_GIVEN PROBLEM_
Output the records exactly as they appear, with no pictures included.
start LISTED ENTRIES
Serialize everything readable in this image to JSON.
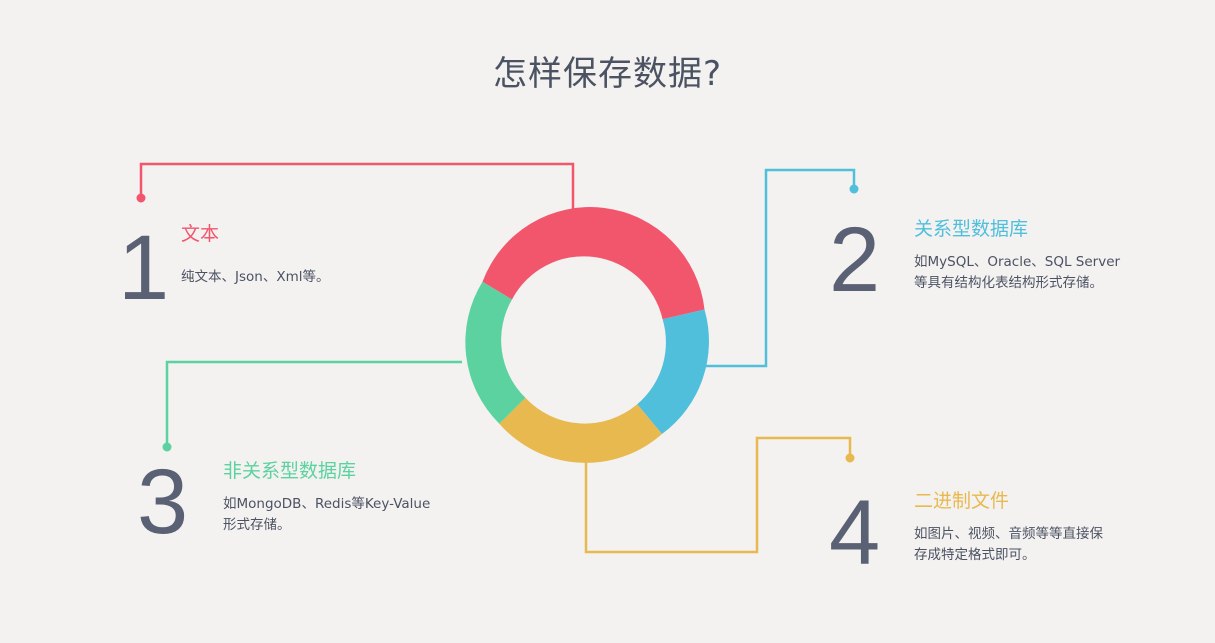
{
  "title": "怎样保存数据?",
  "colors": {
    "red": "#f2566d",
    "blue": "#4fbfdc",
    "yellow": "#e8b94f",
    "green": "#5bd29f",
    "number": "#5a6174"
  },
  "items": [
    {
      "number": "1",
      "heading": "文本",
      "desc": [
        "纯文本、Json、Xml等。"
      ]
    },
    {
      "number": "2",
      "heading": "关系型数据库",
      "desc": [
        "如MySQL、Oracle、SQL Server",
        "等具有结构化表结构形式存储。"
      ]
    },
    {
      "number": "3",
      "heading": "非关系型数据库",
      "desc": [
        "如MongoDB、Redis等Key-Value",
        "形式存储。"
      ]
    },
    {
      "number": "4",
      "heading": "二进制文件",
      "desc": [
        "如图片、视频、音频等等直接保",
        "存成特定格式即可。"
      ]
    }
  ],
  "ring": [
    {
      "label": "红色段",
      "start": 297,
      "end": 468
    },
    {
      "label": "蓝色段",
      "start": 468,
      "end": 545
    },
    {
      "label": "黄色段",
      "start": 545,
      "end": 640
    },
    {
      "label": "绿色段",
      "start": 640,
      "end": 657
    }
  ]
}
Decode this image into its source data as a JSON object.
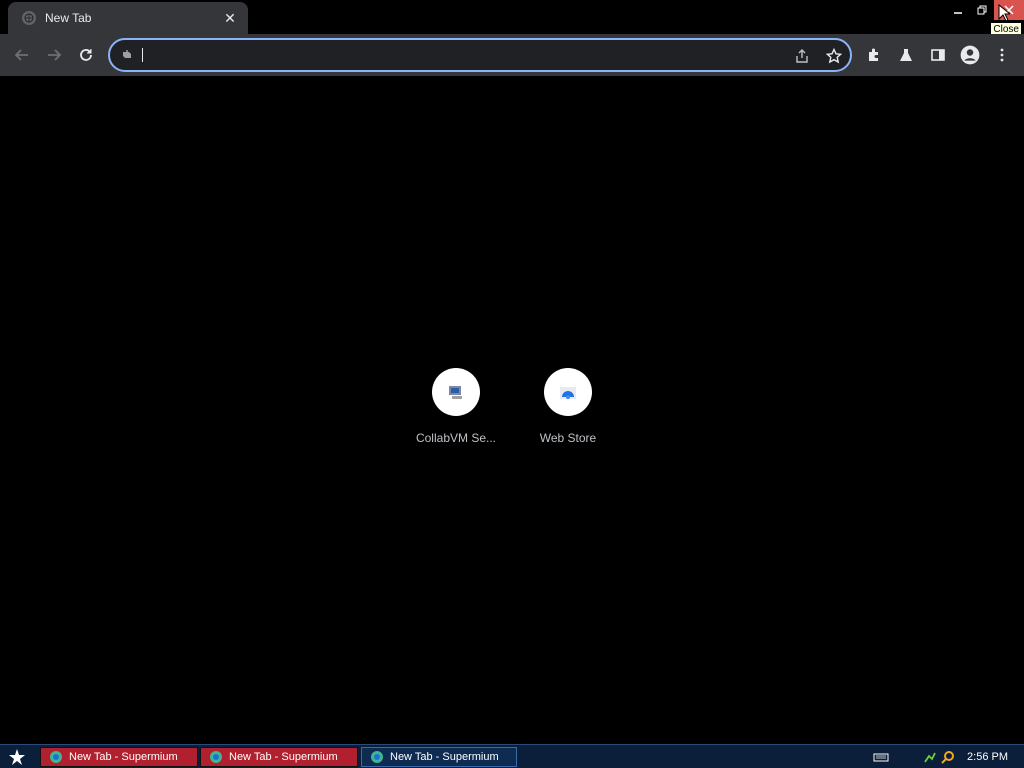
{
  "browser": {
    "tab": {
      "title": "New Tab"
    },
    "window": {
      "close_tooltip": "Close"
    },
    "omnibox": {
      "value": "",
      "placeholder": ""
    },
    "accent": "#8ab4f8"
  },
  "shortcuts": [
    {
      "label": "CollabVM Se...",
      "icon": "collabvm-icon"
    },
    {
      "label": "Web Store",
      "icon": "web-store-icon"
    }
  ],
  "taskbar": {
    "tasks": [
      {
        "label": "New Tab - Supermium",
        "state": "red"
      },
      {
        "label": "New Tab - Supermium",
        "state": "red"
      },
      {
        "label": "New Tab - Supermium",
        "state": "active"
      }
    ],
    "clock": "2:56 PM"
  }
}
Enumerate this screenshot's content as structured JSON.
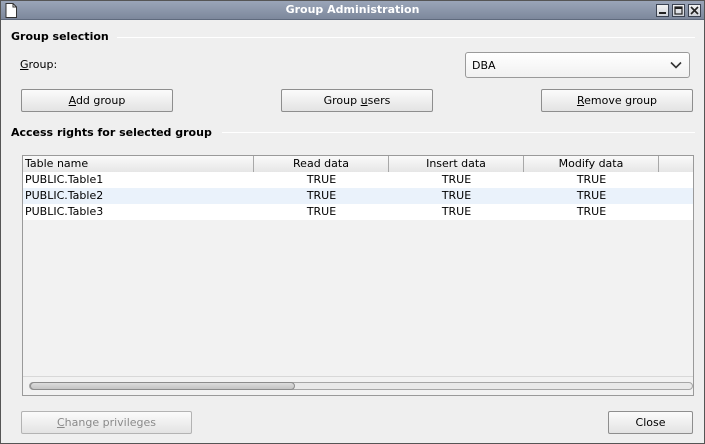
{
  "window": {
    "title": "Group Administration"
  },
  "group_selection": {
    "header": "Group selection",
    "group_label_mnemonic": "G",
    "group_label_rest": "roup:",
    "selected_group": "DBA",
    "add_group_mnemonic": "A",
    "add_group_rest": "dd group",
    "group_users_pre": "Group ",
    "group_users_mnemonic": "u",
    "group_users_post": "sers",
    "remove_group_mnemonic": "R",
    "remove_group_rest": "emove group"
  },
  "access_rights": {
    "header": "Access rights for selected group",
    "columns": [
      "Table name",
      "Read data",
      "Insert data",
      "Modify data"
    ],
    "rows": [
      {
        "table": "PUBLIC.Table1",
        "read": "TRUE",
        "insert": "TRUE",
        "modify": "TRUE"
      },
      {
        "table": "PUBLIC.Table2",
        "read": "TRUE",
        "insert": "TRUE",
        "modify": "TRUE"
      },
      {
        "table": "PUBLIC.Table3",
        "read": "TRUE",
        "insert": "TRUE",
        "modify": "TRUE"
      }
    ],
    "scroll_position": 0.0,
    "row_colors": [
      "#ffffff",
      "#eaf2fb",
      "#ffffff"
    ]
  },
  "footer": {
    "change_privileges_mnemonic": "C",
    "change_privileges_rest": "hange privileges",
    "close_label": "Close"
  },
  "icons": {
    "title_icon": "document-icon",
    "minimize": "minimize-icon",
    "maximize": "maximize-icon",
    "close": "close-icon",
    "dropdown": "chevron-down-icon"
  }
}
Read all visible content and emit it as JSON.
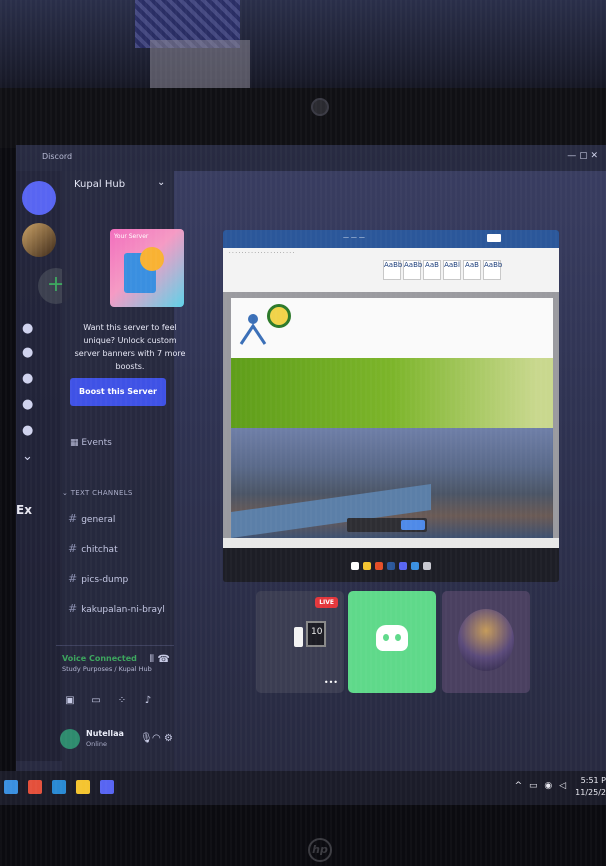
{
  "window": {
    "title": "Discord"
  },
  "server": {
    "name": "Kupal Hub"
  },
  "banner_card": {
    "label": "Your Server"
  },
  "promo": {
    "text": "Want this server to feel unique? Unlock custom server banners with 7 more boosts.",
    "boost_button": "Boost this Server"
  },
  "events_label": "Events",
  "text_channels": {
    "category": "TEXT CHANNELS",
    "items": [
      {
        "name": "general"
      },
      {
        "name": "chitchat"
      },
      {
        "name": "pics-dump"
      },
      {
        "name": "kakupalan-ni-brayl"
      }
    ]
  },
  "voice": {
    "status": "Voice Connected",
    "channel": "Study Purposes / Kupal Hub"
  },
  "user": {
    "name": "Nutellaa",
    "status": "Online"
  },
  "left_edge_labels": [
    "Ex"
  ],
  "stream": {
    "live_badge": "LIVE",
    "monitor_text": "10",
    "ribbon_styles": [
      "AaBb",
      "AaBb",
      "AaB",
      "AaBl",
      "AaB",
      "AaBb"
    ]
  },
  "taskbar": {
    "time": "5:51 P",
    "date": "11/25/2"
  },
  "brand": "hp"
}
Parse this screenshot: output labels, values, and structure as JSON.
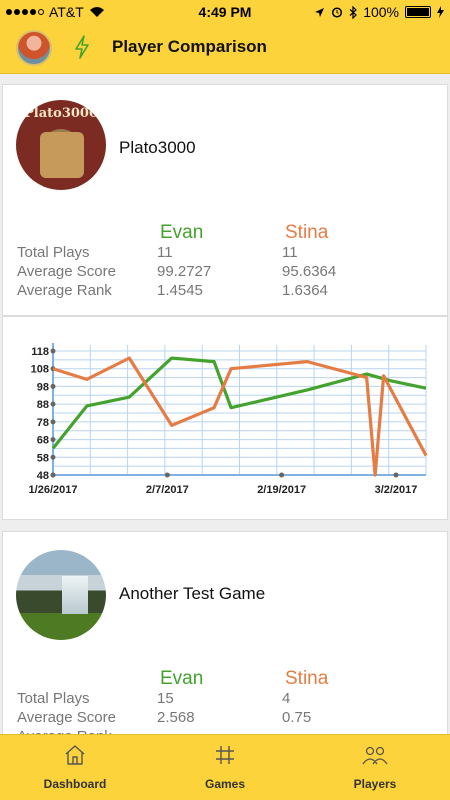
{
  "status_bar": {
    "carrier": "AT&T",
    "time": "4:49 PM",
    "battery": "100%"
  },
  "header": {
    "title": "Player Comparison"
  },
  "players": {
    "p1": "Evan",
    "p2": "Stina"
  },
  "stat_labels": [
    "Total Plays",
    "Average Score",
    "Average Rank"
  ],
  "games": [
    {
      "name": "Plato3000",
      "thumb_text": "Plato3000",
      "stats": {
        "plays": [
          "11",
          "11"
        ],
        "avg_score": [
          "99.2727",
          "95.6364"
        ],
        "avg_rank": [
          "1.4545",
          "1.6364"
        ]
      }
    },
    {
      "name": "Another Test Game",
      "stats": {
        "plays": [
          "15",
          "4"
        ],
        "avg_score": [
          "2.568",
          "0.75"
        ],
        "avg_rank": [
          "",
          ""
        ]
      }
    }
  ],
  "chart_data": {
    "type": "line",
    "y_ticks": [
      "118",
      "108",
      "98",
      "88",
      "78",
      "68",
      "58",
      "48"
    ],
    "ylim": [
      48,
      118
    ],
    "x_ticks": [
      "1/26/2017",
      "2/7/2017",
      "2/19/2017",
      "3/2/2017"
    ],
    "xlim": [
      0,
      44
    ],
    "grid": true,
    "series": [
      {
        "name": "Evan",
        "color": "#43a32c",
        "x": [
          0,
          4,
          9,
          14,
          19,
          21,
          30,
          37,
          40,
          44
        ],
        "y": [
          63,
          87,
          92,
          114,
          112,
          86,
          96,
          105,
          101,
          97
        ]
      },
      {
        "name": "Stina",
        "color": "#e57c44",
        "x": [
          0,
          4,
          9,
          14,
          19,
          21,
          30,
          37,
          38,
          39,
          44
        ],
        "y": [
          108,
          102,
          114,
          76,
          86,
          108,
          112,
          103,
          48,
          104,
          59
        ]
      }
    ]
  },
  "tabs": [
    {
      "label": "Dashboard",
      "icon": "home-icon"
    },
    {
      "label": "Games",
      "icon": "hash-icon"
    },
    {
      "label": "Players",
      "icon": "players-icon"
    }
  ]
}
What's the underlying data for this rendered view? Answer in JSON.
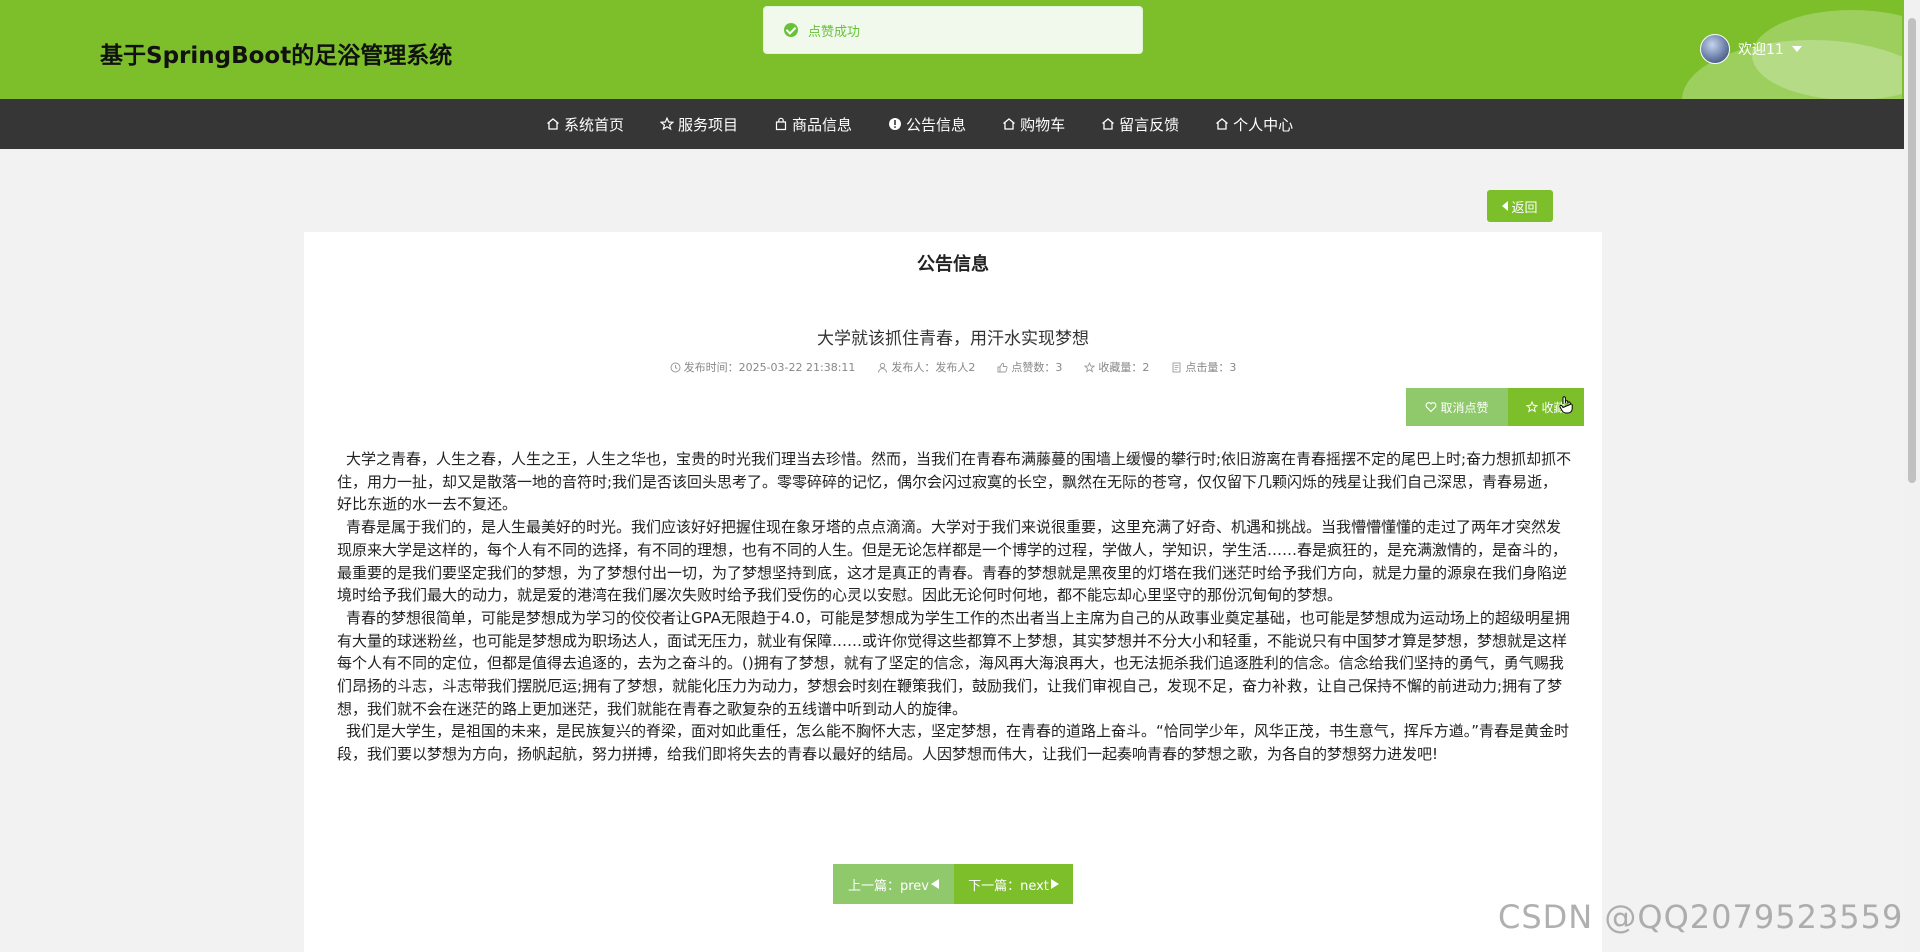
end LISTED ENTRIES
_RESULT OF THIS TASK_
Serialize everything readable in this image to JSON.
{
  "title": "怎样保存数据?",
  "colors": {
    "red": "#f2566d",
    "blue": "#4fbfdc",
    "yellow": "#e8b94f",
    "green": "#5bd29f",
    "number": "#5a6174"
  },
  "items": [
    {
      "number": "1",
      "heading": "文本",
      "desc": [
        "纯文本、Json、Xml等。"
      ]
    },
    {
      "number": "2",
      "heading": "关系型数据库",
      "desc": [
        "如MySQL、Oracle、SQL Server",
        "等具有结构化表结构形式存储。"
      ]
    },
    {
      "number": "3",
      "heading": "非关系型数据库",
      "desc": [
        "如MongoDB、Redis等Key-Value",
        "形式存储。"
      ]
    },
    {
      "number": "4",
      "heading": "二进制文件",
      "desc": [
        "如图片、视频、音频等等直接保",
        "存成特定格式即可。"
      ]
    }
  ],
  "ring": [
    {
      "label": "红色段",
      "start": 297,
      "end": 468
    },
    {
      "label": "蓝色段",
      "start": 468,
      "end": 545
    },
    {
      "label": "黄色段",
      "start": 545,
      "end": 640
    },
    {
      "label": "绿色段",
      "start": 640,
      "end": 657
    }
  ]
}
Decode this image into its source data as a JSON object.
{
  "browser": {
    "tab": {
      "title": "New Tab"
    },
    "window": {
      "close_tooltip": "Close"
    },
    "omnibox": {
      "value": "",
      "placeholder": ""
    },
    "accent": "#8ab4f8"
  },
  "shortcuts": [
    {
      "label": "CollabVM Se...",
      "icon": "collabvm-icon"
    },
    {
      "label": "Web Store",
      "icon": "web-store-icon"
    }
  ],
  "taskbar": {
    "tasks": [
      {
        "label": "New Tab - Supermium",
        "state": "red"
      },
      {
        "label": "New Tab - Supermium",
        "state": "red"
      },
      {
        "label": "New Tab - Supermium",
        "state": "active"
      }
    ],
    "clock": "2:56 PM"
  }
}
Enumerate this screenshot's content as structured JSON.
{
  "window": {
    "title": "Group Administration"
  },
  "group_selection": {
    "header": "Group selection",
    "group_label_mnemonic": "G",
    "group_label_rest": "roup:",
    "selected_group": "DBA",
    "add_group_mnemonic": "A",
    "add_group_rest": "dd group",
    "group_users_pre": "Group ",
    "group_users_mnemonic": "u",
    "group_users_post": "sers",
    "remove_group_mnemonic": "R",
    "remove_group_rest": "emove group"
  },
  "access_rights": {
    "header": "Access rights for selected group",
    "columns": [
      "Table name",
      "Read data",
      "Insert data",
      "Modify data"
    ],
    "rows": [
      {
        "table": "PUBLIC.Table1",
        "read": "TRUE",
        "insert": "TRUE",
        "modify": "TRUE"
      },
      {
        "table": "PUBLIC.Table2",
        "read": "TRUE",
        "insert": "TRUE",
        "modify": "TRUE"
      },
      {
        "table": "PUBLIC.Table3",
        "read": "TRUE",
        "insert": "TRUE",
        "modify": "TRUE"
      }
    ],
    "scroll_position": 0.0,
    "row_colors": [
      "#ffffff",
      "#eaf2fb",
      "#ffffff"
    ]
  },
  "footer": {
    "change_privileges_mnemonic": "C",
    "change_privileges_rest": "hange privileges",
    "close_label": "Close"
  },
  "icons": {
    "title_icon": "document-icon",
    "minimize": "minimize-icon",
    "maximize": "maximize-icon",
    "close": "close-icon",
    "dropdown": "chevron-down-icon"
  }
}
Read all visible content and emit it as JSON.
{
  "window": {
    "title": "Discord"
  },
  "server": {
    "name": "Kupal Hub"
  },
  "banner_card": {
    "label": "Your Server"
  },
  "promo": {
    "text": "Want this server to feel unique? Unlock custom server banners with 7 more boosts.",
    "boost_button": "Boost this Server"
  },
  "events_label": "Events",
  "text_channels": {
    "category": "TEXT CHANNELS",
    "items": [
      {
        "name": "general"
      },
      {
        "name": "chitchat"
      },
      {
        "name": "pics-dump"
      },
      {
        "name": "kakupalan-ni-brayl"
      }
    ]
  },
  "voice": {
    "status": "Voice Connected",
    "channel": "Study Purposes / Kupal Hub"
  },
  "user": {
    "name": "Nutellaa",
    "status": "Online"
  },
  "left_edge_labels": [
    "Ex"
  ],
  "stream": {
    "live_badge": "LIVE",
    "monitor_text": "10",
    "ribbon_styles": [
      "AaBb",
      "AaBb",
      "AaB",
      "AaBl",
      "AaB",
      "AaBb"
    ]
  },
  "taskbar": {
    "time": "5:51 P",
    "date": "11/25/2"
  },
  "brand": "hp"
}
Parse this screenshot: output labels, values, and structure as JSON.
{
  "status_bar": {
    "carrier": "AT&T",
    "time": "4:49 PM",
    "battery": "100%"
  },
  "header": {
    "title": "Player Comparison"
  },
  "players": {
    "p1": "Evan",
    "p2": "Stina"
  },
  "stat_labels": [
    "Total Plays",
    "Average Score",
    "Average Rank"
  ],
  "games": [
    {
      "name": "Plato3000",
      "thumb_text": "Plato3000",
      "stats": {
        "plays": [
          "11",
          "11"
        ],
        "avg_score": [
          "99.2727",
          "95.6364"
        ],
        "avg_rank": [
          "1.4545",
          "1.6364"
        ]
      }
    },
    {
      "name": "Another Test Game",
      "stats": {
        "plays": [
          "15",
          "4"
        ],
        "avg_score": [
          "2.568",
          "0.75"
        ],
        "avg_rank": [
          "",
          ""
        ]
      }
    }
  ],
  "chart_data": {
    "type": "line",
    "y_ticks": [
      "118",
      "108",
      "98",
      "88",
      "78",
      "68",
      "58",
      "48"
    ],
    "ylim": [
      48,
      118
    ],
    "x_ticks": [
      "1/26/2017",
      "2/7/2017",
      "2/19/2017",
      "3/2/2017"
    ],
    "xlim": [
      0,
      44
    ],
    "grid": true,
    "series": [
      {
        "name": "Evan",
        "color": "#43a32c",
        "x": [
          0,
          4,
          9,
          14,
          19,
          21,
          30,
          37,
          40,
          44
        ],
        "y": [
          63,
          87,
          92,
          114,
          112,
          86,
          96,
          105,
          101,
          97
        ]
      },
      {
        "name": "Stina",
        "color": "#e57c44",
        "x": [
          0,
          4,
          9,
          14,
          19,
          21,
          30,
          37,
          38,
          39,
          44
        ],
        "y": [
          108,
          102,
          114,
          76,
          86,
          108,
          112,
          103,
          48,
          104,
          59
        ]
      }
    ]
  },
  "tabs": [
    {
      "label": "Dashboard",
      "icon": "home-icon"
    },
    {
      "label": "Games",
      "icon": "hash-icon"
    },
    {
      "label": "Players",
      "icon": "players-icon"
    }
  ]
}
What's the underlying data for this rendered view? Answer in JSON.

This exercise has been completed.